→ Given text

# # # #

You are correct that CPT code 20552 is appropriate for SI joint injections performed with ultrasound, following AMA CPT guidance. However, some Medicare Contractors and private payors are denying this code when used for the SI joint injection.
Without access to specific notes, Explanation of Benefits (EOB), or details about the specific MAC, the issue may stem from the following limitations listed in the LCD:
Trigger Point Limitations Excerpt: LCD 39662 Trigger Point Injections
#4. Trigger points injections for treatment of headache, neck pain or low back pain in absence of actual trigger points, diffuse muscle pain, a chronic pain syndrome, lumbosacral canal stenosis, fibromyalgia, non-malignant multifocal musculoskeletal pain, complex regional pain syndrome, sexual dysfunction/ pelvic pain, whiplash, neuropathic pain, and hemiplegic shoulder pain are considered investigational and therefore are not considered medically reasonable and necessary.

# # # #

→ Your instructions
Could you copy the stretch of the SI joint injection coding text from "Without access to" through "reasonable and necessary." word for word? None of the entries that follow have any bearing on this.

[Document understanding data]
# # # #

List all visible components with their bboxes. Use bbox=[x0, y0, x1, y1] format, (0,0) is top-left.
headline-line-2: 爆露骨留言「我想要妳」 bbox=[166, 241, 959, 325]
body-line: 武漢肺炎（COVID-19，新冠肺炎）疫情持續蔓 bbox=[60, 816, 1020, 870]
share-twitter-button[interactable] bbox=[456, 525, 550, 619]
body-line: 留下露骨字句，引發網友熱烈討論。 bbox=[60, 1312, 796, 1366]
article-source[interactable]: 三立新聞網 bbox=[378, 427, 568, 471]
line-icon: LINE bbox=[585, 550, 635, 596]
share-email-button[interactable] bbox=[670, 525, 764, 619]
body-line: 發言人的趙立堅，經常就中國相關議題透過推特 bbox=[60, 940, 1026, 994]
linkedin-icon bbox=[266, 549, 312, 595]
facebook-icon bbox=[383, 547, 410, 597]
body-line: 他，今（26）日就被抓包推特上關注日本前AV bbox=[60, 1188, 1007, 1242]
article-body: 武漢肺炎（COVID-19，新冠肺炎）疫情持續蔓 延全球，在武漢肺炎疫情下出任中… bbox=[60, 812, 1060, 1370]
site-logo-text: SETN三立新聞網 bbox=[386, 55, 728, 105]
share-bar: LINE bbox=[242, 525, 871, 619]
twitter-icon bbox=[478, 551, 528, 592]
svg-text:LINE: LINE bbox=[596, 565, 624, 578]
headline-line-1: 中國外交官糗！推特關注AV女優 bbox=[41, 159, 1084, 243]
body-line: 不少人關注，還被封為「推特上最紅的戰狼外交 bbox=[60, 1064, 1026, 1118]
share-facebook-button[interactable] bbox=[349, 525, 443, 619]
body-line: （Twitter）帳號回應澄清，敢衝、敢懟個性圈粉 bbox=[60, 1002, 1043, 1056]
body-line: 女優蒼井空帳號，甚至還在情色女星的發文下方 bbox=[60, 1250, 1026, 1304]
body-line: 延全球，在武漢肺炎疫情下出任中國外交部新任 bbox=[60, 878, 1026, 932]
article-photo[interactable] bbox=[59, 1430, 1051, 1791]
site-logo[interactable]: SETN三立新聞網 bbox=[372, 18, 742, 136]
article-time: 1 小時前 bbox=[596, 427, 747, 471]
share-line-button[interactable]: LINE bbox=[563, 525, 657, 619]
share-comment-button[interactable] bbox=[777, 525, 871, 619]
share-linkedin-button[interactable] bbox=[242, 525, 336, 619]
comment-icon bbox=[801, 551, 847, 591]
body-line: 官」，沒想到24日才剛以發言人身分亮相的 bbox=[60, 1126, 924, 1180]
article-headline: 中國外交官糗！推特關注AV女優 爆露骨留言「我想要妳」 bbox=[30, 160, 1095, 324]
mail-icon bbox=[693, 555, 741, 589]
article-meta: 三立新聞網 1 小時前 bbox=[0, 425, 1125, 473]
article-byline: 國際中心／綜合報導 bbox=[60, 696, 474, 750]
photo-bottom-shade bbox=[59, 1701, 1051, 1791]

# # # #

→ Exercise solution
Without access to specific notes, Explanation of Benefits (EOB), or details about the specific MAC, the issue may stem from the following limitations listed in the LCD:
Trigger Point Limitations Excerpt: LCD 39662 Trigger Point Injections
#4. Trigger points injections for treatment of headache, neck pain or low back pain in absence of actual trigger points, diffuse muscle pain, a chronic pain syndrome, lumbosacral canal stenosis, fibromyalgia, non-malignant multifocal musculoskeletal pain, complex regional pain syndrome, sexual dysfunction/ pelvic pain, whiplash, neuropathic pain, and hemiplegic shoulder pain are considered investigational and therefore are not considered medically reasonable and necessary.